*Task input*:
-.-.-
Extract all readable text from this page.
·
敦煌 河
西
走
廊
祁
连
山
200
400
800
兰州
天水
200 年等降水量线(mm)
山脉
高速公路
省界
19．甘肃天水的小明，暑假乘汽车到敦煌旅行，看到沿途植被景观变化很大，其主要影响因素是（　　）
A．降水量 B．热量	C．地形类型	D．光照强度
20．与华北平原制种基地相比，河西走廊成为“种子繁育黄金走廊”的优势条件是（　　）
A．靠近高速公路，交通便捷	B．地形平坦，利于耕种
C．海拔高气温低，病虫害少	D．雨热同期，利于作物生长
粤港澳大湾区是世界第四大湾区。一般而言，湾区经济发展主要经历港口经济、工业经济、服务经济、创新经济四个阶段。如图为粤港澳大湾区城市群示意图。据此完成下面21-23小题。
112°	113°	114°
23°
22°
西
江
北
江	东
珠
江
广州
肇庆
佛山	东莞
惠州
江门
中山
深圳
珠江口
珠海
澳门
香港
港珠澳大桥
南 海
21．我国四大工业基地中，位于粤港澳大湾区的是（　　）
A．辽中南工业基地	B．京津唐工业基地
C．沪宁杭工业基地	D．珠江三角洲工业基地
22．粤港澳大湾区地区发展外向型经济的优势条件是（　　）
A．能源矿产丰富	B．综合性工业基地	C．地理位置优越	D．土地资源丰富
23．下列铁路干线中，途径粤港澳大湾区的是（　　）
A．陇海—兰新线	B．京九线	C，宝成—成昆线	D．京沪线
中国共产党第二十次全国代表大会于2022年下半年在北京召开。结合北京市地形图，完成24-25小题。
-.-.-
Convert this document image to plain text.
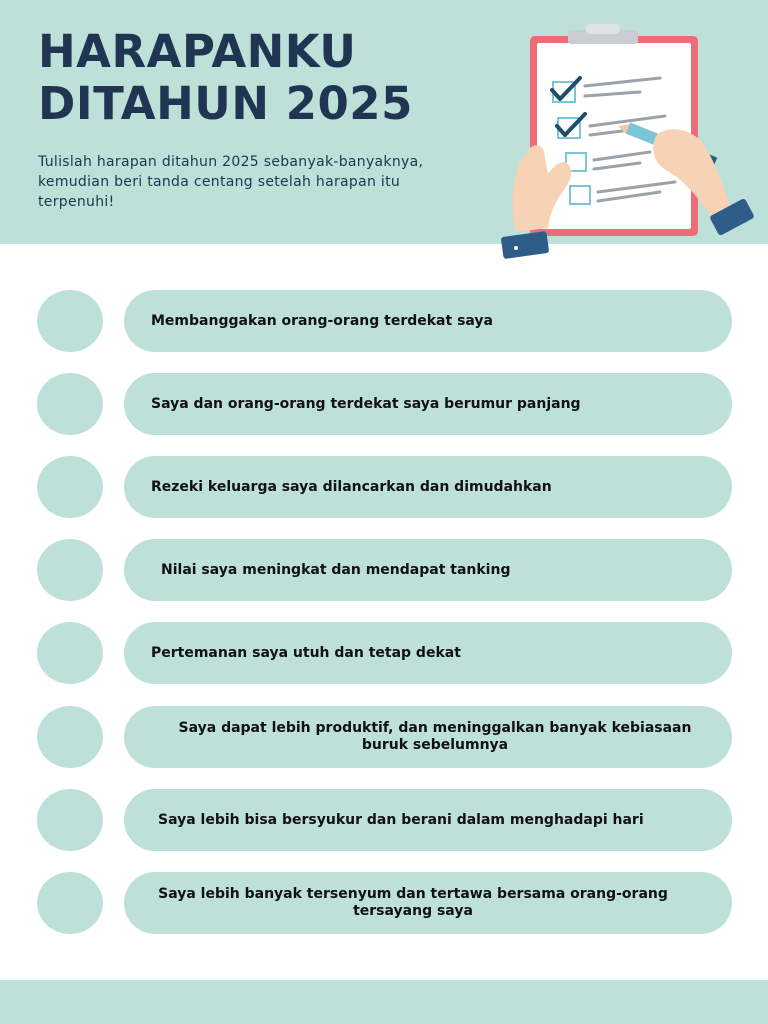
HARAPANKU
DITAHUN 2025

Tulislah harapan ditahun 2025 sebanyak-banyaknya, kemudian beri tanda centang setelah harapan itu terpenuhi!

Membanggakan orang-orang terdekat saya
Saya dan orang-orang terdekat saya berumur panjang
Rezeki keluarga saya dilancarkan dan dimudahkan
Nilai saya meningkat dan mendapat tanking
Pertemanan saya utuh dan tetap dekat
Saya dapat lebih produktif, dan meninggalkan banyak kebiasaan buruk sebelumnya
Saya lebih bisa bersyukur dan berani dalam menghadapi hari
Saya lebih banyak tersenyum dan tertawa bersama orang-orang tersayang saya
-.-.-
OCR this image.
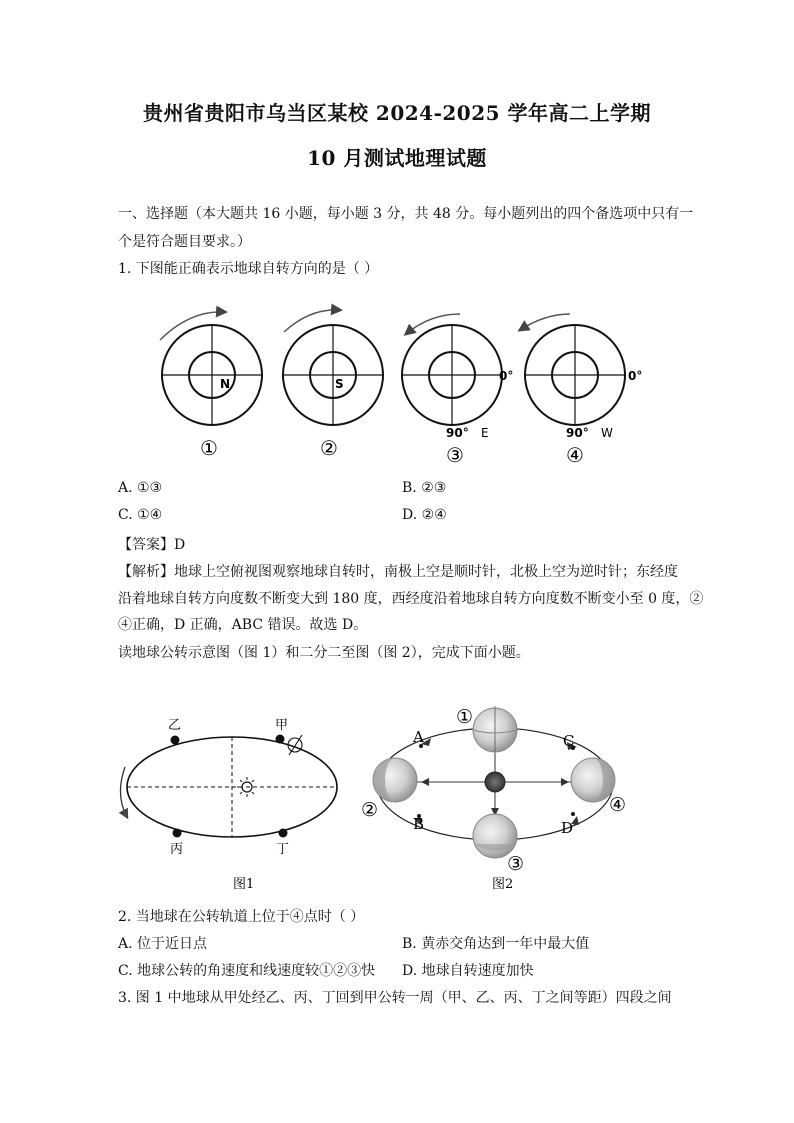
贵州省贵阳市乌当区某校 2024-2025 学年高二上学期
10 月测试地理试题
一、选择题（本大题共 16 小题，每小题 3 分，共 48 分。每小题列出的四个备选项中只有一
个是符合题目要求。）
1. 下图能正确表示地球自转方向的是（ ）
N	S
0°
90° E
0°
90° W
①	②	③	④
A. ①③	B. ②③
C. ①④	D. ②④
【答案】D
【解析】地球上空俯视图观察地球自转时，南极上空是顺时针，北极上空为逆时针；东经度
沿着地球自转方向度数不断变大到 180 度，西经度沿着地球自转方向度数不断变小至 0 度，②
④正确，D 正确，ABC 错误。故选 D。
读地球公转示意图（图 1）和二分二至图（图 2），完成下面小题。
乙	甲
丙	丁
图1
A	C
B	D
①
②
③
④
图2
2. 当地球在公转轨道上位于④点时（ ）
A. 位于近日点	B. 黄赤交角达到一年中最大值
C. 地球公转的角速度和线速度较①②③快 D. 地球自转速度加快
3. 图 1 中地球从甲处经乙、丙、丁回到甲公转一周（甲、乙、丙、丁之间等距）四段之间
-.-.-
*What this task involves*: Find the string "orang" in the entries above and return each line that holds it.

*Response to the task*:
Membanggakan orang-orang terdekat saya
Saya dan orang-orang terdekat saya berumur panjang
Saya lebih banyak tersenyum dan tertawa bersama orang-orang tersayang saya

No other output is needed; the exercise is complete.